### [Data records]
□ □ □ □ □ □ □

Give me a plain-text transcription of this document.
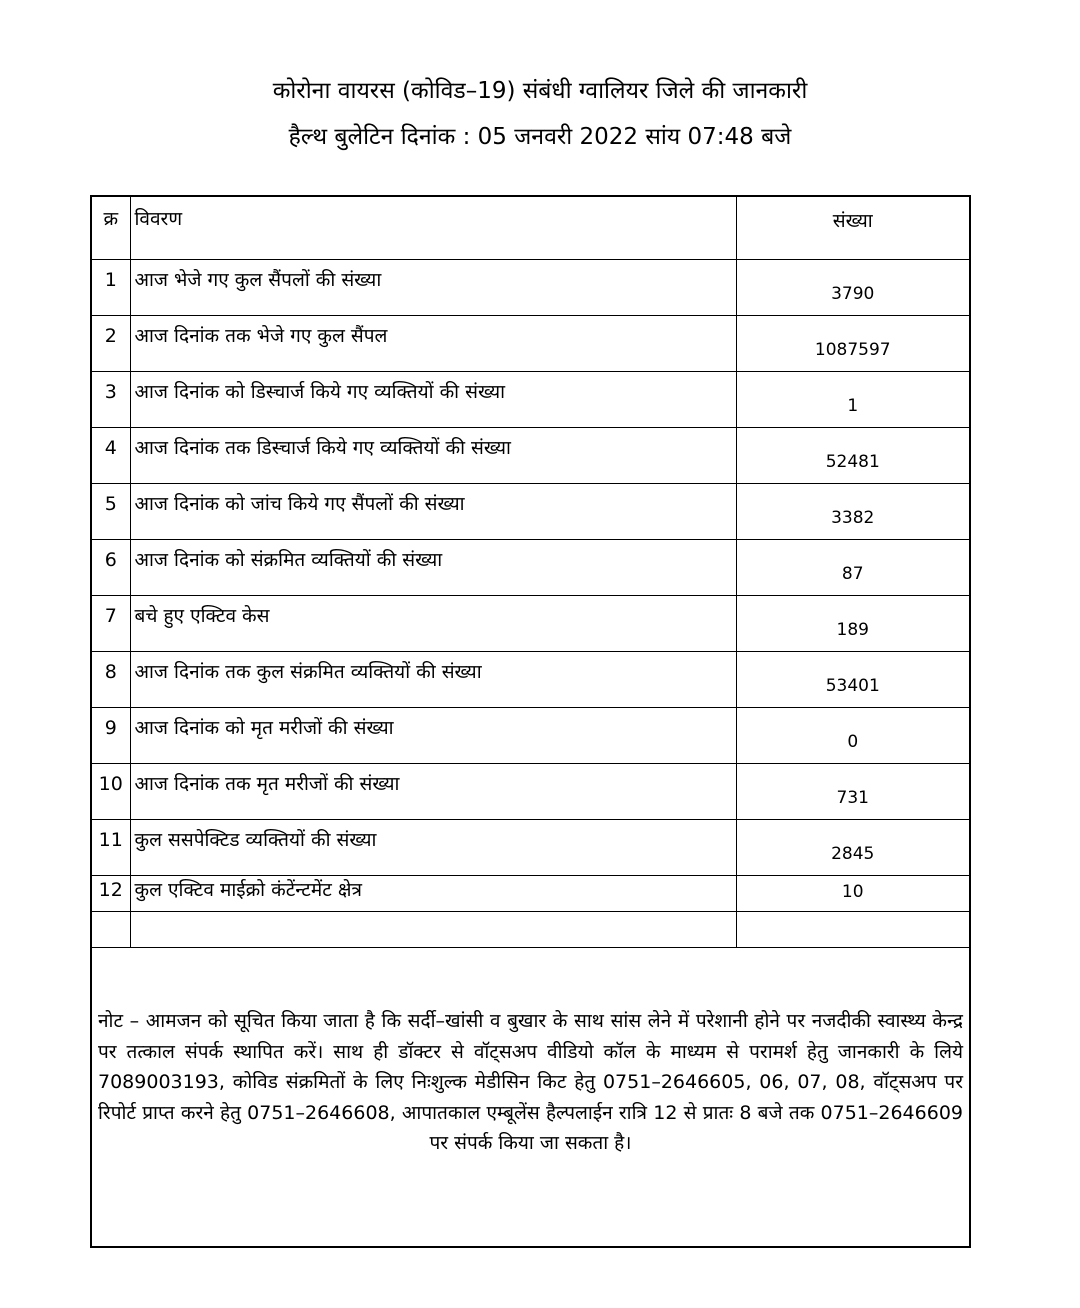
कोरोना वायरस (कोविड–19) संबंधी ग्वालियर जिले की जानकारी
हैल्थ बुलेटिन दिनांक : 05 जनवरी 2022 सांय 07:48 बजे
क्र	विवरण	संख्या
1	आज भेजे गए कुल सैंपलों की संख्या	3790
2	आज दिनांक तक भेजे गए कुल सैंपल	1087597
3	आज दिनांक को डिस्चार्ज किये गए व्यक्तियों की संख्या	1
4	आज दिनांक तक डिस्चार्ज किये गए व्यक्तियों की संख्या	52481
5	आज दिनांक को जांच किये गए सैंपलों की संख्या	3382
6	आज दिनांक को संक्रमित व्यक्तियों की संख्या	87
7	बचे हुए एक्टिव केस	189
8	आज दिनांक तक कुल संक्रमित व्यक्तियों की संख्या	53401
9	आज दिनांक को मृत मरीजों की संख्या	0
10	आज दिनांक तक मृत मरीजों की संख्या	731
11	कुल ससपेक्टिड व्यक्तियों की संख्या	2845
12	कुल एक्टिव माईक्रो कंटेंन्टमेंट क्षेत्र	10

नोट – आमजन को सूचित किया जाता है कि सर्दी–खांसी व बुखार के साथ सांस लेने में परेशानी होने पर नजदीकी स्वास्थ्य केन्द्र पर तत्काल संपर्क स्थापित करें। साथ ही डॉक्टर से वॉट्सअप वीडियो कॉल के माध्यम से परामर्श हेतु जानकारी के लिये 7089003193, कोविड संक्रमितों के लिए निःशुल्क मेडीसिन किट हेतु 0751–2646605, 06, 07, 08, वॉट्सअप पर रिपोर्ट प्राप्त करने हेतु 0751–2646608, आपातकाल एम्बूलेंस हैल्पलाईन रात्रि 12 से प्रातः 8 बजे तक 0751–2646609 पर संपर्क किया जा सकता है।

□ □ □ □ □ □ □

### [Goal]
Leave every image out, and retype the material exactly.

### [Solution]
Give me a plain-text transcription of this document.
कोरोना वायरस (कोविड–19) संबंधी ग्वालियर जिले की जानकारी
हैल्थ बुलेटिन दिनांक : 05 जनवरी 2022 सांय 07:48 बजे
क्र	विवरण	संख्या
1	आज भेजे गए कुल सैंपलों की संख्या	3790
2	आज दिनांक तक भेजे गए कुल सैंपल	1087597
3	आज दिनांक को डिस्चार्ज किये गए व्यक्तियों की संख्या	1
4	आज दिनांक तक डिस्चार्ज किये गए व्यक्तियों की संख्या	52481
5	आज दिनांक को जांच किये गए सैंपलों की संख्या	3382
6	आज दिनांक को संक्रमित व्यक्तियों की संख्या	87
7	बचे हुए एक्टिव केस	189
8	आज दिनांक तक कुल संक्रमित व्यक्तियों की संख्या	53401
9	आज दिनांक को मृत मरीजों की संख्या	0
10	आज दिनांक तक मृत मरीजों की संख्या	731
11	कुल ससपेक्टिड व्यक्तियों की संख्या	2845
12	कुल एक्टिव माईक्रो कंटेंन्टमेंट क्षेत्र	10

नोट – आमजन को सूचित किया जाता है कि सर्दी–खांसी व बुखार के साथ सांस लेने में परेशानी होने पर नजदीकी स्वास्थ्य केन्द्र पर तत्काल संपर्क स्थापित करें। साथ ही डॉक्टर से वॉट्सअप वीडियो कॉल के माध्यम से परामर्श हेतु जानकारी के लिये 7089003193, कोविड संक्रमितों के लिए निःशुल्क मेडीसिन किट हेतु 0751–2646605, 06, 07, 08, वॉट्सअप पर रिपोर्ट प्राप्त करने हेतु 0751–2646608, आपातकाल एम्बूलेंस हैल्पलाईन रात्रि 12 से प्रातः 8 बजे तक 0751–2646609 पर संपर्क किया जा सकता है।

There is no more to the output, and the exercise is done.